*Task details*
Pick out every line of the entries below where "kopię" occurs, and copy those lines.

(Entries taken from a collection)
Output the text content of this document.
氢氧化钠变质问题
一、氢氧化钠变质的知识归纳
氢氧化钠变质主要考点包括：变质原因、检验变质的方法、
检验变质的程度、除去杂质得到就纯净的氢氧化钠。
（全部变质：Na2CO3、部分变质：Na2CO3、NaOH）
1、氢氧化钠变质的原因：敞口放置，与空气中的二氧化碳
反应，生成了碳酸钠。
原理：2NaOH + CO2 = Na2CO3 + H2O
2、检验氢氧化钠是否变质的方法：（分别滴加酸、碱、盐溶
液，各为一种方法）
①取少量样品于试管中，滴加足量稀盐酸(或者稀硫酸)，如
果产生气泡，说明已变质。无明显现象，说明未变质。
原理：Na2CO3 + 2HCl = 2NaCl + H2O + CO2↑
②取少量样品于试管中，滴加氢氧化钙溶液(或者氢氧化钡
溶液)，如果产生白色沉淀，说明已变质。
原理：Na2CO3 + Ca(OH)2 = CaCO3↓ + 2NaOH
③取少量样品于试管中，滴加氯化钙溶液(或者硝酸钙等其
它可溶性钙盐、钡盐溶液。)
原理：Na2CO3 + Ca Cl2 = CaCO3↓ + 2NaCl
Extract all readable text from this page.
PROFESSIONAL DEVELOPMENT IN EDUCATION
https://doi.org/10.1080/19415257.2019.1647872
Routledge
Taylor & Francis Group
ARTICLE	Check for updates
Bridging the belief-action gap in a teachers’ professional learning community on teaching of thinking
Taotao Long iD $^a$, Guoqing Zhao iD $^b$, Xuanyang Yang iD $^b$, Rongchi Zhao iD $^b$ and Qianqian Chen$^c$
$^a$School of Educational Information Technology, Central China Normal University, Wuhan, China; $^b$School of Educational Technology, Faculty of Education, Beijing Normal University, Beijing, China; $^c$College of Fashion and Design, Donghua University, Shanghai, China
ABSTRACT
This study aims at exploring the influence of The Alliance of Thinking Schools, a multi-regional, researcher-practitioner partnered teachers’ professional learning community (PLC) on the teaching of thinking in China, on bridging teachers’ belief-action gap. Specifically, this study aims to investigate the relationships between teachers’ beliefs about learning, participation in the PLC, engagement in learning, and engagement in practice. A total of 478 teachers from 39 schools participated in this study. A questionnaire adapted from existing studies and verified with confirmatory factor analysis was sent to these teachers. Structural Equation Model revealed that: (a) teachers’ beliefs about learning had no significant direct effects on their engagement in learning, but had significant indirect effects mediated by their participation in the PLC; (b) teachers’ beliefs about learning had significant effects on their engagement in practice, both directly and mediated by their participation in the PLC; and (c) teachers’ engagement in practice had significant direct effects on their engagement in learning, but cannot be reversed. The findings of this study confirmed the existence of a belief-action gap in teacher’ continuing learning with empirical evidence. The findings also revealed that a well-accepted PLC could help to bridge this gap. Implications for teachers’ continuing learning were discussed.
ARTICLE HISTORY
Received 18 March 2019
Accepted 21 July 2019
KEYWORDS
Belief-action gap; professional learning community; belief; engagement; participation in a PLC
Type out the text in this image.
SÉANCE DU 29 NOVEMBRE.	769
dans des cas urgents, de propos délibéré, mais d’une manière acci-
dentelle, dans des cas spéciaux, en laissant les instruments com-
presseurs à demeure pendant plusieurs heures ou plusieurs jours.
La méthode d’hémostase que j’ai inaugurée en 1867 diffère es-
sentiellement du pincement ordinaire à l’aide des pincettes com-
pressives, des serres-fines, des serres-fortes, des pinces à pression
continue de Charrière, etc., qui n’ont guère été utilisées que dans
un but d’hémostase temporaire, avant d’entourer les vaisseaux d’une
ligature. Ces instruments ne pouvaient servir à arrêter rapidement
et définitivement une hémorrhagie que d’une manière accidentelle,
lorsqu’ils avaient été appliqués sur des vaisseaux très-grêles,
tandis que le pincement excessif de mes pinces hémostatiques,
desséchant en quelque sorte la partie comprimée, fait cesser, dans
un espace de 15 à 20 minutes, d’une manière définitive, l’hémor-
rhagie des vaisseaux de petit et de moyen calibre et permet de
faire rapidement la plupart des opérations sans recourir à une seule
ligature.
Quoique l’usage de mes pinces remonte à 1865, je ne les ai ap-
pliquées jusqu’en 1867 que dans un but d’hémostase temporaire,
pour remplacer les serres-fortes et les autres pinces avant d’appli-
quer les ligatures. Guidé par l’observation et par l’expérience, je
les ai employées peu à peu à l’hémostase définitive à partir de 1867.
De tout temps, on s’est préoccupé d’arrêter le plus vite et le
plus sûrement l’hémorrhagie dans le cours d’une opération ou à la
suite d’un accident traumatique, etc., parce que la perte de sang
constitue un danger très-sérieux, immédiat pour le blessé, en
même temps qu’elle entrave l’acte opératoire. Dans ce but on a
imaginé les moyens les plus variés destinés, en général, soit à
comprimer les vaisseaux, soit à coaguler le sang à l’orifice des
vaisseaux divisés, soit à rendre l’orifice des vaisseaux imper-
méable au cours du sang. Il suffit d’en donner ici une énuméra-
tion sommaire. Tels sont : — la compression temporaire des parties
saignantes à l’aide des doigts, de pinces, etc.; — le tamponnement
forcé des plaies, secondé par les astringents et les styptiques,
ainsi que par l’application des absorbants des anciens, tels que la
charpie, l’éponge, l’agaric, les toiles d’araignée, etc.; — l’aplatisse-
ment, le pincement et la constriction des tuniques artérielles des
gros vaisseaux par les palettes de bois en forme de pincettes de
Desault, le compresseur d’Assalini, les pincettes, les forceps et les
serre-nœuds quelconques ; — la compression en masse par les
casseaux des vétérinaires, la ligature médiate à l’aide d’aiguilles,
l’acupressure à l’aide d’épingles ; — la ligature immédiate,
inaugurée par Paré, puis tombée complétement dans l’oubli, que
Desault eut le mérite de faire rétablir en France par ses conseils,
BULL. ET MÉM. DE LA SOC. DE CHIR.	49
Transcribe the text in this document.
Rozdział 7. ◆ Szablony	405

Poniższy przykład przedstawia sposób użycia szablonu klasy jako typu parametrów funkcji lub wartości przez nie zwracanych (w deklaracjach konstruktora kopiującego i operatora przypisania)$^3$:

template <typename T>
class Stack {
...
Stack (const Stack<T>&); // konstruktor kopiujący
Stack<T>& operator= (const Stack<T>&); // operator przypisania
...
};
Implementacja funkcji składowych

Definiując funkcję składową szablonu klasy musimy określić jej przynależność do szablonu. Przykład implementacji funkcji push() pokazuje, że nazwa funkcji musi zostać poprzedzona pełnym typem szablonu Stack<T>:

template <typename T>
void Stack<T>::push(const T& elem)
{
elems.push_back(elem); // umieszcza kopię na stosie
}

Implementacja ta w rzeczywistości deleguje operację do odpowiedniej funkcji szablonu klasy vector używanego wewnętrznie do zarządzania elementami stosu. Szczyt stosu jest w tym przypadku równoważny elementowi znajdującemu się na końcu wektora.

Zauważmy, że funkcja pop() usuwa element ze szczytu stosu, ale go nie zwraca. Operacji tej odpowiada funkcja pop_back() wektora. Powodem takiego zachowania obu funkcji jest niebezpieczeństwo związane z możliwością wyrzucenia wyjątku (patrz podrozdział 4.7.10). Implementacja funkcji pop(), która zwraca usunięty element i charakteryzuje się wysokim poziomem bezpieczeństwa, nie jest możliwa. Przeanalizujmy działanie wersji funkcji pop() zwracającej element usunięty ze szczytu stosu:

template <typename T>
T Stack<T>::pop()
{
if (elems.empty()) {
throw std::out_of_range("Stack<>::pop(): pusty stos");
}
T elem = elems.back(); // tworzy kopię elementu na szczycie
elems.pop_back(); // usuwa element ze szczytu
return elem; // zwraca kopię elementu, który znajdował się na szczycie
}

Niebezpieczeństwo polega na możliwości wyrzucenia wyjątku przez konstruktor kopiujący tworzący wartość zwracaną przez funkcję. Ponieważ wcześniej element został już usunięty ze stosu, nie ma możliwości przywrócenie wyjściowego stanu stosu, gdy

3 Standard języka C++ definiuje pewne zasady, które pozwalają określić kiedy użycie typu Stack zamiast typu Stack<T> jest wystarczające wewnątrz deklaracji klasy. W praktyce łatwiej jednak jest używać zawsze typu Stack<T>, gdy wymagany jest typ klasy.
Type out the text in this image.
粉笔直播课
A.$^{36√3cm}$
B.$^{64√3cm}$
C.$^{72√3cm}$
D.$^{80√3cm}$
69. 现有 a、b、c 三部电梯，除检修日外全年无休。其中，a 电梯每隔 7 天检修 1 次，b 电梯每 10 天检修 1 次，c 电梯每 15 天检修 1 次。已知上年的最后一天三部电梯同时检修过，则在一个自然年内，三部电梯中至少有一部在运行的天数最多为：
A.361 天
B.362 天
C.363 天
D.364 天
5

*Task result*
elems.push_back(elem); // umieszcza kopię na stosie
T elem = elems.back(); // tworzy kopię elementu na szczycie
return elem; // zwraca kopię elementu, który znajdował się na szczycie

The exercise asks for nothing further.